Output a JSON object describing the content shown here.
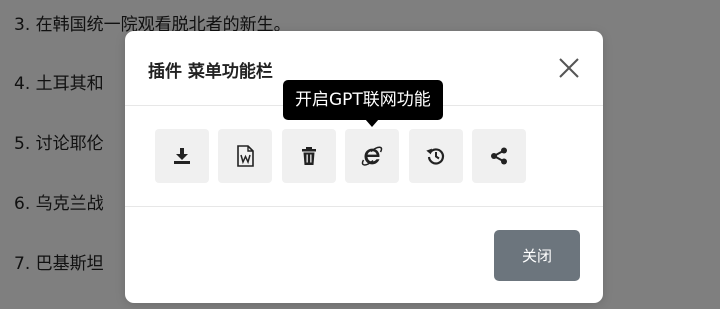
{
  "background_list": {
    "items": [
      "3. 在韩国统一院观看脱北者的新生。",
      "4. 土耳其和",
      "5. 讨论耶伦",
      "6. 乌克兰战",
      "7. 巴基斯坦",
      ""
    ]
  },
  "modal": {
    "title": "插件 菜单功能栏",
    "close_icon": "close-icon",
    "tools": [
      {
        "icon": "download-icon"
      },
      {
        "icon": "word-document-icon"
      },
      {
        "icon": "trash-icon"
      },
      {
        "icon": "internet-explorer-icon"
      },
      {
        "icon": "history-icon"
      },
      {
        "icon": "share-icon"
      }
    ],
    "footer": {
      "close_label": "关闭"
    }
  },
  "tooltip": {
    "text": "开启GPT联网功能"
  },
  "colors": {
    "overlay": "#000000",
    "button_secondary": "#6c757d",
    "tool_bg": "#f0f0f0",
    "tooltip_bg": "#000000"
  }
}
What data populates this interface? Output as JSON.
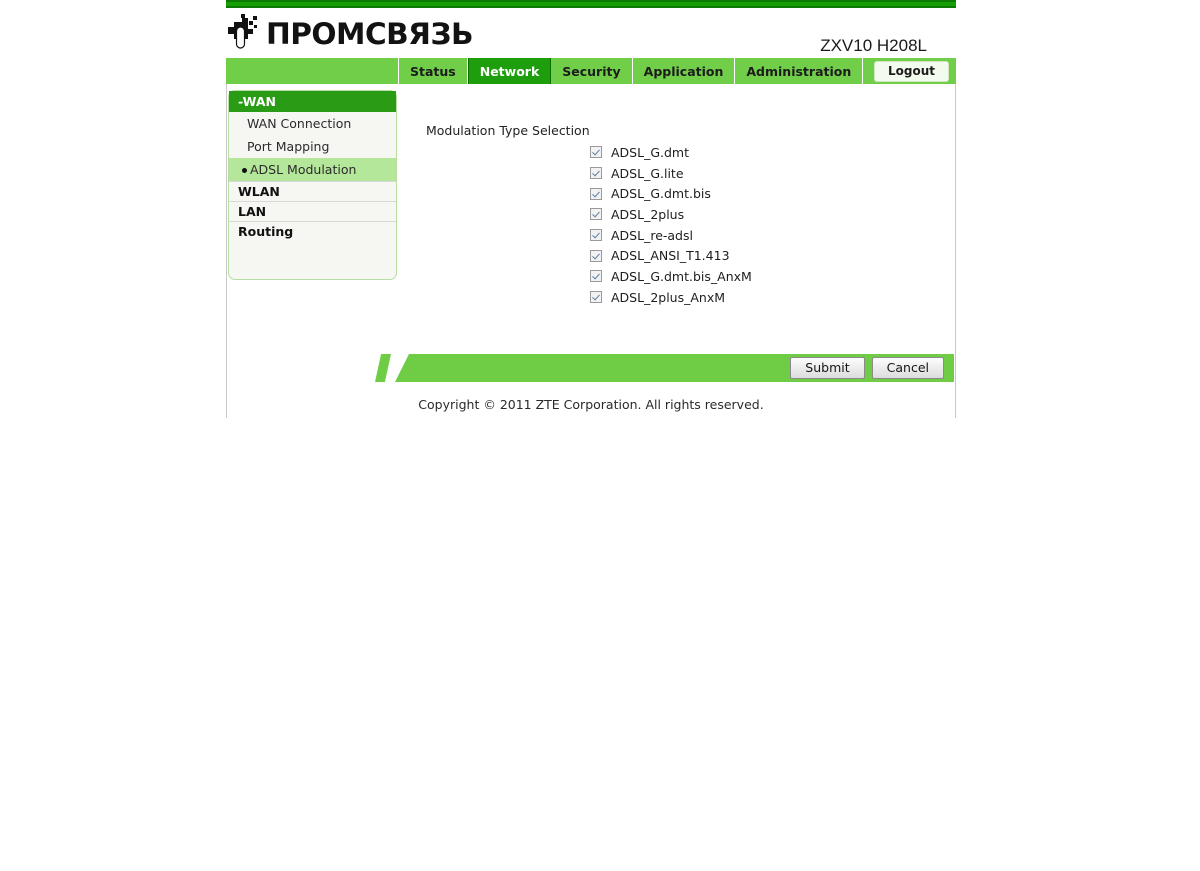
{
  "brand": {
    "logo_text": "ПРОМСВЯЗЬ",
    "logo_icon": "plug-connector-icon",
    "model_name": "ZXV10 H208L"
  },
  "nav": {
    "tabs": [
      {
        "label": "Status",
        "active": false
      },
      {
        "label": "Network",
        "active": true
      },
      {
        "label": "Security",
        "active": false
      },
      {
        "label": "Application",
        "active": false
      },
      {
        "label": "Administration",
        "active": false
      }
    ],
    "logout_label": "Logout"
  },
  "sidebar": {
    "group_label": "-WAN",
    "items": [
      {
        "label": "WAN Connection",
        "selected": false
      },
      {
        "label": "Port Mapping",
        "selected": false
      },
      {
        "label": "ADSL Modulation",
        "selected": true
      }
    ],
    "sections": [
      {
        "label": "WLAN"
      },
      {
        "label": "LAN"
      },
      {
        "label": "Routing"
      }
    ]
  },
  "main": {
    "section_title": "Modulation Type Selection",
    "modulation_types": [
      {
        "label": "ADSL_G.dmt",
        "checked": true
      },
      {
        "label": "ADSL_G.lite",
        "checked": true
      },
      {
        "label": "ADSL_G.dmt.bis",
        "checked": true
      },
      {
        "label": "ADSL_2plus",
        "checked": true
      },
      {
        "label": "ADSL_re-adsl",
        "checked": true
      },
      {
        "label": "ADSL_ANSI_T1.413",
        "checked": true
      },
      {
        "label": "ADSL_G.dmt.bis_AnxM",
        "checked": true
      },
      {
        "label": "ADSL_2plus_AnxM",
        "checked": true
      }
    ]
  },
  "actions": {
    "submit_label": "Submit",
    "cancel_label": "Cancel"
  },
  "footer": {
    "copyright": "Copyright © 2011 ZTE Corporation. All rights reserved."
  },
  "colors": {
    "top_rule": "#16a006",
    "nav_bar": "#71ce48",
    "nav_active": "#1f9e0d",
    "group_head": "#2a9b15",
    "selected_item": "#b5e79a",
    "action_bar": "#6fcc45"
  }
}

- - - -

§ WHAT YOU ARE ASKED TO DO:
Reproduce all of the material above word for word. Omit the pictures.

§ RESULT OF THIS EXERCISE:
Output a JSON object describing the content shown here.
{
  "background_list": {
    "items": [
      "3. 在韩国统一院观看脱北者的新生。",
      "4. 土耳其和",
      "5. 讨论耶伦",
      "6. 乌克兰战",
      "7. 巴基斯坦",
      ""
    ]
  },
  "modal": {
    "title": "插件 菜单功能栏",
    "close_icon": "close-icon",
    "tools": [
      {
        "icon": "download-icon"
      },
      {
        "icon": "word-document-icon"
      },
      {
        "icon": "trash-icon"
      },
      {
        "icon": "internet-explorer-icon"
      },
      {
        "icon": "history-icon"
      },
      {
        "icon": "share-icon"
      }
    ],
    "footer": {
      "close_label": "关闭"
    }
  },
  "tooltip": {
    "text": "开启GPT联网功能"
  },
  "colors": {
    "overlay": "#000000",
    "button_secondary": "#6c757d",
    "tool_bg": "#f0f0f0",
    "tooltip_bg": "#000000"
  }
}
What data populates this interface? Output as JSON.
{
  "brand": {
    "logo_text": "ПРОМСВЯЗЬ",
    "logo_icon": "plug-connector-icon",
    "model_name": "ZXV10 H208L"
  },
  "nav": {
    "tabs": [
      {
        "label": "Status",
        "active": false
      },
      {
        "label": "Network",
        "active": true
      },
      {
        "label": "Security",
        "active": false
      },
      {
        "label": "Application",
        "active": false
      },
      {
        "label": "Administration",
        "active": false
      }
    ],
    "logout_label": "Logout"
  },
  "sidebar": {
    "group_label": "-WAN",
    "items": [
      {
        "label": "WAN Connection",
        "selected": false
      },
      {
        "label": "Port Mapping",
        "selected": false
      },
      {
        "label": "ADSL Modulation",
        "selected": true
      }
    ],
    "sections": [
      {
        "label": "WLAN"
      },
      {
        "label": "LAN"
      },
      {
        "label": "Routing"
      }
    ]
  },
  "main": {
    "section_title": "Modulation Type Selection",
    "modulation_types": [
      {
        "label": "ADSL_G.dmt",
        "checked": true
      },
      {
        "label": "ADSL_G.lite",
        "checked": true
      },
      {
        "label": "ADSL_G.dmt.bis",
        "checked": true
      },
      {
        "label": "ADSL_2plus",
        "checked": true
      },
      {
        "label": "ADSL_re-adsl",
        "checked": true
      },
      {
        "label": "ADSL_ANSI_T1.413",
        "checked": true
      },
      {
        "label": "ADSL_G.dmt.bis_AnxM",
        "checked": true
      },
      {
        "label": "ADSL_2plus_AnxM",
        "checked": true
      }
    ]
  },
  "actions": {
    "submit_label": "Submit",
    "cancel_label": "Cancel"
  },
  "footer": {
    "copyright": "Copyright © 2011 ZTE Corporation. All rights reserved."
  },
  "colors": {
    "top_rule": "#16a006",
    "nav_bar": "#71ce48",
    "nav_active": "#1f9e0d",
    "group_head": "#2a9b15",
    "selected_item": "#b5e79a",
    "action_bar": "#6fcc45"
  }
}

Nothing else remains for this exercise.